### Short exercise
Pull out all lines from the listing below in which the word "Finder" appears.

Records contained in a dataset
▽

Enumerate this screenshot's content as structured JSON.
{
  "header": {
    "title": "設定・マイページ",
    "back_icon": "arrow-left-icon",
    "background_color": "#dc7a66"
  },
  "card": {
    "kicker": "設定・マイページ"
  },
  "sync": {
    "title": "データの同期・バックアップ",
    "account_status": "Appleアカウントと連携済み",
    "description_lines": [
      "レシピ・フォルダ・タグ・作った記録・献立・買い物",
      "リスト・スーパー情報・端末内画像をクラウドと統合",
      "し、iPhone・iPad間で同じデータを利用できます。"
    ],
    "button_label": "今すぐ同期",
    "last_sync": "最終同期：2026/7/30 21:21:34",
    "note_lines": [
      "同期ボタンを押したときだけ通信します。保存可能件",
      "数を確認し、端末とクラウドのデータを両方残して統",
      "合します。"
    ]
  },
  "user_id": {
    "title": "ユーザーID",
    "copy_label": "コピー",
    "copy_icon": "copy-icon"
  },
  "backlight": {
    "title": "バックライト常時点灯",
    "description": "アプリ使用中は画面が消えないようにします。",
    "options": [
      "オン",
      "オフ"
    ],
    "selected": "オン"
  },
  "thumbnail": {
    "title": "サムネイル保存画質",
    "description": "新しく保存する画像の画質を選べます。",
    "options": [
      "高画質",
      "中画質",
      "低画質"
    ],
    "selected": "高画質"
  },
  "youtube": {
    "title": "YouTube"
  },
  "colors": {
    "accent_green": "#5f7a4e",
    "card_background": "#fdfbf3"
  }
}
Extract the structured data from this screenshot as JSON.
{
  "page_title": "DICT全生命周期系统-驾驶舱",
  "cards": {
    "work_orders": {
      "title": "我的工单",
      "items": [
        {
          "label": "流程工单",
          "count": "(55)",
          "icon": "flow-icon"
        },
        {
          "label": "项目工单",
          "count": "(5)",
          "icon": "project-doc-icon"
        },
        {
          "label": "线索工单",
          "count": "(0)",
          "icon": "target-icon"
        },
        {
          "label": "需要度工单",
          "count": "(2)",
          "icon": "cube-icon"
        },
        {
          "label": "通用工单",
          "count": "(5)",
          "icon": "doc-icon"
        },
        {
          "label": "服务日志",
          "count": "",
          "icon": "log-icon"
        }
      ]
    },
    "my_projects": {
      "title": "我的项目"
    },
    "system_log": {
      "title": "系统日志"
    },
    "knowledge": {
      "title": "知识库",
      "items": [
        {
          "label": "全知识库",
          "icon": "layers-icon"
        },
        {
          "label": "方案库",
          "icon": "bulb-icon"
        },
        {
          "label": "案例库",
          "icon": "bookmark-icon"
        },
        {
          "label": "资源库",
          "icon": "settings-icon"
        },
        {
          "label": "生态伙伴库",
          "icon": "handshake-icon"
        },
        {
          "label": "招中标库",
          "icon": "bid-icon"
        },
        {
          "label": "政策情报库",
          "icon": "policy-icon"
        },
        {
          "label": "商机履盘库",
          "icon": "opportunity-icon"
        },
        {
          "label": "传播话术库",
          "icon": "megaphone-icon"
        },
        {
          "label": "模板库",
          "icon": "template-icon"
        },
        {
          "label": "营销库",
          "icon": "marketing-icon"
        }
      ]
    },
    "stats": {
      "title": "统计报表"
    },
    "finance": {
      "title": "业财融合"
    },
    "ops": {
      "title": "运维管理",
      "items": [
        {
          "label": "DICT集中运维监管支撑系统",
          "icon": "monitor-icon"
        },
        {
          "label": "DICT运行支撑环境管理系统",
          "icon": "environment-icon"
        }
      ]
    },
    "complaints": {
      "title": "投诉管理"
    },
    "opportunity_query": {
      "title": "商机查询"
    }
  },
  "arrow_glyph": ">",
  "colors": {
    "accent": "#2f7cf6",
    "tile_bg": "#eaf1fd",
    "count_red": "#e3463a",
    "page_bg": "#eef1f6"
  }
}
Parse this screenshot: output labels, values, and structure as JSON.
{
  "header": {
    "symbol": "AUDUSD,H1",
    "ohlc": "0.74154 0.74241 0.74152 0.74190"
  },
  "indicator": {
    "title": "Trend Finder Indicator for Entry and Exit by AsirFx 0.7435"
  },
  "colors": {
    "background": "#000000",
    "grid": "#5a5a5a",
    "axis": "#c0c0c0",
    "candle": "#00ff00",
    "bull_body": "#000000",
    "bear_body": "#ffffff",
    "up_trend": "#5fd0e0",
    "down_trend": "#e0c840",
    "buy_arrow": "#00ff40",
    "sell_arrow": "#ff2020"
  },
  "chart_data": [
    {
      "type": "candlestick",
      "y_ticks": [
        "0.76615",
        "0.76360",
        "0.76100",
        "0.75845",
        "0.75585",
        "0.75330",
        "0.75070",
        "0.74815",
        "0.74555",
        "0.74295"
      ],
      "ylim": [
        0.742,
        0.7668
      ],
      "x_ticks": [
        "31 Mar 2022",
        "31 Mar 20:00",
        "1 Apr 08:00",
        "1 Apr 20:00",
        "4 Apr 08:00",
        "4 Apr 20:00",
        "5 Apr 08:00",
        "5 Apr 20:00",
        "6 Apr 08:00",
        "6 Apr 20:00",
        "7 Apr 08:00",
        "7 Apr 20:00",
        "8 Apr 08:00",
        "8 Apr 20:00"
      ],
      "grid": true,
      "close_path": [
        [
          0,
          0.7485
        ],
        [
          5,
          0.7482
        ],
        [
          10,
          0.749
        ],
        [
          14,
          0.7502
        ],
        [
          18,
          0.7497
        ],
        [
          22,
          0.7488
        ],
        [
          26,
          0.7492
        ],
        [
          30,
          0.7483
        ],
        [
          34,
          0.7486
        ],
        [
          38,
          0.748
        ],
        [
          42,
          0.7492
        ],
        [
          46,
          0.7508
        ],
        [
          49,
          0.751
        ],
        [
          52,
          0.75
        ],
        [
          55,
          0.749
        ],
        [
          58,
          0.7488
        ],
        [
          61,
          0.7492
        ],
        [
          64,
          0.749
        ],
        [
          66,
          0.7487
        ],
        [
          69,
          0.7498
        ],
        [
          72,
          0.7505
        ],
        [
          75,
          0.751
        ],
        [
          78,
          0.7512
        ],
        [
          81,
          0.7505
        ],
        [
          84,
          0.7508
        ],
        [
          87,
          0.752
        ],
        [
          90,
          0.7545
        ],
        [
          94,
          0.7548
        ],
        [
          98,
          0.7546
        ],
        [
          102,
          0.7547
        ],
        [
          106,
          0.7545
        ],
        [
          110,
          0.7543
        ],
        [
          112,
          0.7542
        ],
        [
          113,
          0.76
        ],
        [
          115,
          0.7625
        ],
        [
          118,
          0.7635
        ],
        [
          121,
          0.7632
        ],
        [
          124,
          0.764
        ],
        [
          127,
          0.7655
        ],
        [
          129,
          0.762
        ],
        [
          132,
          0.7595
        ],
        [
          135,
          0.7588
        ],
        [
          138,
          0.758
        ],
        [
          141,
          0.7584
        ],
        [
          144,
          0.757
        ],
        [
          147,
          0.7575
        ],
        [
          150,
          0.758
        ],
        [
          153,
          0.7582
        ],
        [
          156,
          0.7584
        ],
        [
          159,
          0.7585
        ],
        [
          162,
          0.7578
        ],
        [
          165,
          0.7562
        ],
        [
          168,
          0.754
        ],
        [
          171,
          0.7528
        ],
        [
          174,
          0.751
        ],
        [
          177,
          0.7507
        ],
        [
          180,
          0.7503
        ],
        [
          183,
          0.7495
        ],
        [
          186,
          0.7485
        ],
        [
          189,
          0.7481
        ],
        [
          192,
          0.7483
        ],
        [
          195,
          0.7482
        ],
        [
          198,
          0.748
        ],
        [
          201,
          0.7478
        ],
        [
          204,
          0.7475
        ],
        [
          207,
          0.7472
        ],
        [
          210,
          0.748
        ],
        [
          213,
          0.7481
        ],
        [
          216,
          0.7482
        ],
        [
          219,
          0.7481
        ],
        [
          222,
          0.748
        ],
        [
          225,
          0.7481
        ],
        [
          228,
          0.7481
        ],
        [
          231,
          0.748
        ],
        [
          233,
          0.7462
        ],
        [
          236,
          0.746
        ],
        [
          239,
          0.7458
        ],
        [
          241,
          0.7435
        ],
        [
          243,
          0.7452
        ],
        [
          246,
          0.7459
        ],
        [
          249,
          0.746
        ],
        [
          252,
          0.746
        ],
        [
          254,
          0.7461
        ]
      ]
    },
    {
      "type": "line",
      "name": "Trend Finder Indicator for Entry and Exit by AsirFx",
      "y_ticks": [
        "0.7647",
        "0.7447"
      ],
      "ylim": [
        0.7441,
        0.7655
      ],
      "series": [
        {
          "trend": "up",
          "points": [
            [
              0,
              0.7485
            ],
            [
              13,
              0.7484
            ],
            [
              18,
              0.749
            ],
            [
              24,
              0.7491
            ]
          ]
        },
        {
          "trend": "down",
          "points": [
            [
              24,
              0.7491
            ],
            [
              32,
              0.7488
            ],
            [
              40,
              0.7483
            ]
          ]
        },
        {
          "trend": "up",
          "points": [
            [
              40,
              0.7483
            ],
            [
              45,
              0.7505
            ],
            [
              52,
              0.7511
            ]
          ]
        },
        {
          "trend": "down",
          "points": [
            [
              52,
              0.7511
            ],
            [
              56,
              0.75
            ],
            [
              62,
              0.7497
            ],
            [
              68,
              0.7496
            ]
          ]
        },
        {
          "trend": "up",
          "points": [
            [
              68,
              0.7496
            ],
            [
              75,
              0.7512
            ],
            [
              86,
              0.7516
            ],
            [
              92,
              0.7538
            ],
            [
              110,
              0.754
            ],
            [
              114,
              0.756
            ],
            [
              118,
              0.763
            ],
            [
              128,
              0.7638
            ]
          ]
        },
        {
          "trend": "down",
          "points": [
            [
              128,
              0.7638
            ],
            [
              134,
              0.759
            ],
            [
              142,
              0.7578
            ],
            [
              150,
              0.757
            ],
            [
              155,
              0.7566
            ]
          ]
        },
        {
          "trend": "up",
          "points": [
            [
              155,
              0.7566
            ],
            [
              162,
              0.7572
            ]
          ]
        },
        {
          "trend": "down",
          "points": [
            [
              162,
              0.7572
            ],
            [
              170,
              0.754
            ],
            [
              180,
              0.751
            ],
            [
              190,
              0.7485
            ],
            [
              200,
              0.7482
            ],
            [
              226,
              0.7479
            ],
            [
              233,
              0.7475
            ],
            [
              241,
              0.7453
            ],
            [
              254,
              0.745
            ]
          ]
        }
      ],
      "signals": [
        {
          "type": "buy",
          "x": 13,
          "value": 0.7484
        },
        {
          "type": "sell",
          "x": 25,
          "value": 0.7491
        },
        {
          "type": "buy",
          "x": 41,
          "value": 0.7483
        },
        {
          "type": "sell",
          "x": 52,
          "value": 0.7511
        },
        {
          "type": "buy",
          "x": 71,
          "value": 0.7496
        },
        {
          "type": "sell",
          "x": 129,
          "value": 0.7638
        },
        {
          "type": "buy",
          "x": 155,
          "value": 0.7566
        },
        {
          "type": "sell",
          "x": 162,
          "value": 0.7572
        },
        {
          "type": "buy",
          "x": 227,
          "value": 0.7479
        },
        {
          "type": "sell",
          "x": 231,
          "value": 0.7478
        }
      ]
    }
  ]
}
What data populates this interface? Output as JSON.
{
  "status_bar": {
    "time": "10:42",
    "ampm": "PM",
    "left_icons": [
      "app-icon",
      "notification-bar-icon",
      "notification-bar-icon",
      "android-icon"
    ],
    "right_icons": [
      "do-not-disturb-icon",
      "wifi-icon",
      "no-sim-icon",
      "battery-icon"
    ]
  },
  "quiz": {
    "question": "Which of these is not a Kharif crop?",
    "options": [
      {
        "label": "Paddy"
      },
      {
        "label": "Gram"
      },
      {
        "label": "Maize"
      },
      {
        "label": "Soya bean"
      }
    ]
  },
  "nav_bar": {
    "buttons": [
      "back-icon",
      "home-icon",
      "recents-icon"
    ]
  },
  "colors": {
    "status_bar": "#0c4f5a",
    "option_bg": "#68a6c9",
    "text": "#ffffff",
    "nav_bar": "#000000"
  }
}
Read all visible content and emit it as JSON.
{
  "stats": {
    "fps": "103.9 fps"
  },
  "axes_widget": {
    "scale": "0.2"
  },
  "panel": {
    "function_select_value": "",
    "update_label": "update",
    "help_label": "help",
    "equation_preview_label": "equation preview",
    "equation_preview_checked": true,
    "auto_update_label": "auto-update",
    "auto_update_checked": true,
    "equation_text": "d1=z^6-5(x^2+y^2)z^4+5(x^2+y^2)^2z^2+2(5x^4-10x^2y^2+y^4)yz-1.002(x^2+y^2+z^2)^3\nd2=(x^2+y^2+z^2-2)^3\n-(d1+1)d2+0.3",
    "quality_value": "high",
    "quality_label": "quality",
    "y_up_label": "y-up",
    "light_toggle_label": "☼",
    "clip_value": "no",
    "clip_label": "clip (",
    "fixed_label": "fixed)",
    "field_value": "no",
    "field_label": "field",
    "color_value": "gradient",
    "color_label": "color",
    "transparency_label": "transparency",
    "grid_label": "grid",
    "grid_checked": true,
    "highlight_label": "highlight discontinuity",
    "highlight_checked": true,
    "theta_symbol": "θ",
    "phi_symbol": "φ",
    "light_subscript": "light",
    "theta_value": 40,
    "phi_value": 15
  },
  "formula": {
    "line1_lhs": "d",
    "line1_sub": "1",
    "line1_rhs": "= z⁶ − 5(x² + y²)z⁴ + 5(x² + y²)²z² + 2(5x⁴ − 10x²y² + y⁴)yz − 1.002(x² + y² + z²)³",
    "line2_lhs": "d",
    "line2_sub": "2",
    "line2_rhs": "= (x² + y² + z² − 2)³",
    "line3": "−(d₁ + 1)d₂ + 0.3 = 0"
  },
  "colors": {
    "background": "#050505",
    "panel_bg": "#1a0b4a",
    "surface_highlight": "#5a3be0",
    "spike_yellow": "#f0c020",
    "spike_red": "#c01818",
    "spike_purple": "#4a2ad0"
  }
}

△

### The output
    "title": "Trend Finder Indicator for Entry and Exit by AsirFx 0.7435"
      "name": "Trend Finder Indicator for Entry and Exit by AsirFx",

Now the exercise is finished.